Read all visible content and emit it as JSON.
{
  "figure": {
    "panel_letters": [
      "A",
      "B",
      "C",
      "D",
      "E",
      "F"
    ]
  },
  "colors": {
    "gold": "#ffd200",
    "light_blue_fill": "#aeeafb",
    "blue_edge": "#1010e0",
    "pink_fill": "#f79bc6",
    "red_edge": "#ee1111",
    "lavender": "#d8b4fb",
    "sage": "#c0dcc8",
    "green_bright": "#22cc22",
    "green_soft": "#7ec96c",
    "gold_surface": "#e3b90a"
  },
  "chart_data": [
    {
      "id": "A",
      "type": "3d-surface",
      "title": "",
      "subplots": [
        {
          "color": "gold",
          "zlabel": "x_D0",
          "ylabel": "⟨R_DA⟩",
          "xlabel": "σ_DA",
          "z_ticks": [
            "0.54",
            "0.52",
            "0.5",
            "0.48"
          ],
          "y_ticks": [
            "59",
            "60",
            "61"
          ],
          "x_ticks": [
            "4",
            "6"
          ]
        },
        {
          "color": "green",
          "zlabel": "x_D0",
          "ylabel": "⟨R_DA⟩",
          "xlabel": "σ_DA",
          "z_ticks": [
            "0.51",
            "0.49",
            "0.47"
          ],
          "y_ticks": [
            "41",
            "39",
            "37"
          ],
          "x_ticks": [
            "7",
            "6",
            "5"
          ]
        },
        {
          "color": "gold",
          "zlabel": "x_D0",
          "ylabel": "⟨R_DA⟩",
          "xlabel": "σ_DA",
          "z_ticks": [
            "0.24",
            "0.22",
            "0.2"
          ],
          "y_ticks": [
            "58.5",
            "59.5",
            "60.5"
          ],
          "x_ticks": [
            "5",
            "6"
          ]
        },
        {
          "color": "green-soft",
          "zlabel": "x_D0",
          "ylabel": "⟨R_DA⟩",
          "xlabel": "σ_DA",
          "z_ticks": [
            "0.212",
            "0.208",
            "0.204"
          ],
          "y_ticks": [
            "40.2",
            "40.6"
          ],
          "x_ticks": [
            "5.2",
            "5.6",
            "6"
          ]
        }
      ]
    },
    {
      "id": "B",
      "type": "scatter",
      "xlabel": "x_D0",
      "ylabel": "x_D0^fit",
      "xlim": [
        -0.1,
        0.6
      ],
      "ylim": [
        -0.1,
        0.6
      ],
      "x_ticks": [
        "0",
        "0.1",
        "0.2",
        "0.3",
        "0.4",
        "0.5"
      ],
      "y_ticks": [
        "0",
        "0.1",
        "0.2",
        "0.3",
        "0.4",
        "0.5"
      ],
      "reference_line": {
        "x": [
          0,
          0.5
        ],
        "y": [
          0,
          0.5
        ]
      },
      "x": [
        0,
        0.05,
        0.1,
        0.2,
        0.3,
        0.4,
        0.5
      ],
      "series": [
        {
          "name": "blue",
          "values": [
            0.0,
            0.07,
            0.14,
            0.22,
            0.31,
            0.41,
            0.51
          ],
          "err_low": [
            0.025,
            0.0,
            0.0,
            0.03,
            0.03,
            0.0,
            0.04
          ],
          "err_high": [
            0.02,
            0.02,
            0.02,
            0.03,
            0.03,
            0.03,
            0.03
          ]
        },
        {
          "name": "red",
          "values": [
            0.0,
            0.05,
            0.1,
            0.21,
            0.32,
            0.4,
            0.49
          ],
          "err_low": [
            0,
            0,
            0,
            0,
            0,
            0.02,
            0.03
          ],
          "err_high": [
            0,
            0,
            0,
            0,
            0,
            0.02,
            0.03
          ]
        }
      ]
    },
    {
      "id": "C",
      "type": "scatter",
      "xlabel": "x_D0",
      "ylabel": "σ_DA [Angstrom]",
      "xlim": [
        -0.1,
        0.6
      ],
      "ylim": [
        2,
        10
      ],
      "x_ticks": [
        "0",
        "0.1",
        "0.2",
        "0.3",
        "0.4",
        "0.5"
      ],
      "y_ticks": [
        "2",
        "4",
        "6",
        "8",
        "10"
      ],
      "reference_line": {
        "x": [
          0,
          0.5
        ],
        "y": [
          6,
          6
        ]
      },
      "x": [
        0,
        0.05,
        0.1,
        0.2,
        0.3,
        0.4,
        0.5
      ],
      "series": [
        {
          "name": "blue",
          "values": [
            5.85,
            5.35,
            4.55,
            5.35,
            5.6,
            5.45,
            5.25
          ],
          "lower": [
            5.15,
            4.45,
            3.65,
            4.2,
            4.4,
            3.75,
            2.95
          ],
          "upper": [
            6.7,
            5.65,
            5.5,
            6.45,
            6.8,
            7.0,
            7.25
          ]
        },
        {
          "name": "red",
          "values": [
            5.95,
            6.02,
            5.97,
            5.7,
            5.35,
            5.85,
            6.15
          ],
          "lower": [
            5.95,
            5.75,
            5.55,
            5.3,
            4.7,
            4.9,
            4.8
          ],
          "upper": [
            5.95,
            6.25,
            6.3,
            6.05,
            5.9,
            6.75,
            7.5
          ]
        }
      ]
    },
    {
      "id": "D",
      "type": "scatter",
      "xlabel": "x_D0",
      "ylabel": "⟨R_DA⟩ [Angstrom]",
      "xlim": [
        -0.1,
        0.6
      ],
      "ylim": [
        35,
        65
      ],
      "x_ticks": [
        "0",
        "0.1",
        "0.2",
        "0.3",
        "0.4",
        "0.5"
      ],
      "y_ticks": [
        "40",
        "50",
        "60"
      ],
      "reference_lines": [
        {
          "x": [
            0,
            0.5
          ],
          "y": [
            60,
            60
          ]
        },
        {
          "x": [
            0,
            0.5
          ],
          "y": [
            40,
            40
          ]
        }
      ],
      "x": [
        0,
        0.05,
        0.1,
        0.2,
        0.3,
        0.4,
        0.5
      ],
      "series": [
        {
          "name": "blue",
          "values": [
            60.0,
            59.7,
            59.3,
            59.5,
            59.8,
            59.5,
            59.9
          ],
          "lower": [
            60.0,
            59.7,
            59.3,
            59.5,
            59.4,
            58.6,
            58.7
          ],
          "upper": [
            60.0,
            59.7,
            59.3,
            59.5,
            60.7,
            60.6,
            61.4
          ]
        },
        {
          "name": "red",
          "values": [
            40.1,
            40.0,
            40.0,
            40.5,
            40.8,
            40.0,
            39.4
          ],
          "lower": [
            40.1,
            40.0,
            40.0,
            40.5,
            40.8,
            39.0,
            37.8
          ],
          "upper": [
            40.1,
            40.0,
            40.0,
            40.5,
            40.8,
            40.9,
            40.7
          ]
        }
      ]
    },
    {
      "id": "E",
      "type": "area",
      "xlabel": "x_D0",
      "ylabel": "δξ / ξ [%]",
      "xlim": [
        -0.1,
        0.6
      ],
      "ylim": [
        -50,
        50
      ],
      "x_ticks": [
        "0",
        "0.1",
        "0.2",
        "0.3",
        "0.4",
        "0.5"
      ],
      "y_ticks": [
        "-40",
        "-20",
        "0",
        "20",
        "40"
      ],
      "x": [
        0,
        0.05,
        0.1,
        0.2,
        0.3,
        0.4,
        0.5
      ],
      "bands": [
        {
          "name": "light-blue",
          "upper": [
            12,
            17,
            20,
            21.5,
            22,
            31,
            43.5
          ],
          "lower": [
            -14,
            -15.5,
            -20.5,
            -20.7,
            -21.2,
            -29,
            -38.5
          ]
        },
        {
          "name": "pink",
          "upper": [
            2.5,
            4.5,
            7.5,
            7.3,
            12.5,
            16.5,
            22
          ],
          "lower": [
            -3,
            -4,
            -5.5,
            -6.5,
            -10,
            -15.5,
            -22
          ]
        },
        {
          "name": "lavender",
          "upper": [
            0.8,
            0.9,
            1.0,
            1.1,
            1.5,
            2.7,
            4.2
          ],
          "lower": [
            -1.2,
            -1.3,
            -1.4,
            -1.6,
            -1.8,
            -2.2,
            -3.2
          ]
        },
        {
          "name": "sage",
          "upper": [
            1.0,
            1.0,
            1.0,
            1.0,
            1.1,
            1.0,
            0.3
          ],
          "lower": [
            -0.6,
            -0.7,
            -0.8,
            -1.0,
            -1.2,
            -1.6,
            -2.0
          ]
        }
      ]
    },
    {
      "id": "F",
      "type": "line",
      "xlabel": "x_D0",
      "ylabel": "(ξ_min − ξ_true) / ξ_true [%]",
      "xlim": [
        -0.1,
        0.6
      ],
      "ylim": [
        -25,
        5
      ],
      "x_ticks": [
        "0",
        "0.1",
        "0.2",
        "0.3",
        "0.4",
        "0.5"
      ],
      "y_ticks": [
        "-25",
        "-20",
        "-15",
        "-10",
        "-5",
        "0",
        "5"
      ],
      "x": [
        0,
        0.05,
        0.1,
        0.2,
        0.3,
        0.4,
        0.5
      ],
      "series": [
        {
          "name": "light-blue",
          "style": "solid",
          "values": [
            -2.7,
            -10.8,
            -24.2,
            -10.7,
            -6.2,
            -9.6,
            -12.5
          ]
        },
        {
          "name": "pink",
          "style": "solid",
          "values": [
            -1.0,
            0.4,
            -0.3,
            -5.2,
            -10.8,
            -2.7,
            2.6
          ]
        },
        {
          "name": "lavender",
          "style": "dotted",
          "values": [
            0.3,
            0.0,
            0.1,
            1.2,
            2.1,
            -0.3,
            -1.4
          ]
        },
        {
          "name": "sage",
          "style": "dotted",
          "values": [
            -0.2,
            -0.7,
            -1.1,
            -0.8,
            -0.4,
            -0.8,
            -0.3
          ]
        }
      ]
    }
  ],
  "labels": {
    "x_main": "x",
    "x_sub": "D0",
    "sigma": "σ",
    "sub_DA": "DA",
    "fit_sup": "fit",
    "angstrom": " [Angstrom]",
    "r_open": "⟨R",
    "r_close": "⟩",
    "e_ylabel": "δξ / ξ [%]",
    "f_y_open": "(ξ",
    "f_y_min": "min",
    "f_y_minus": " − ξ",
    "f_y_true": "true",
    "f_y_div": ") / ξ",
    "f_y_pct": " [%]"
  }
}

Short task:
Out of the material above, select every line that holds the string "Angstrom".

Task response:
      "ylabel": "σ_DA [Angstrom]",
      "ylabel": "⟨R_DA⟩ [Angstrom]",
    "angstrom": " [Angstrom]",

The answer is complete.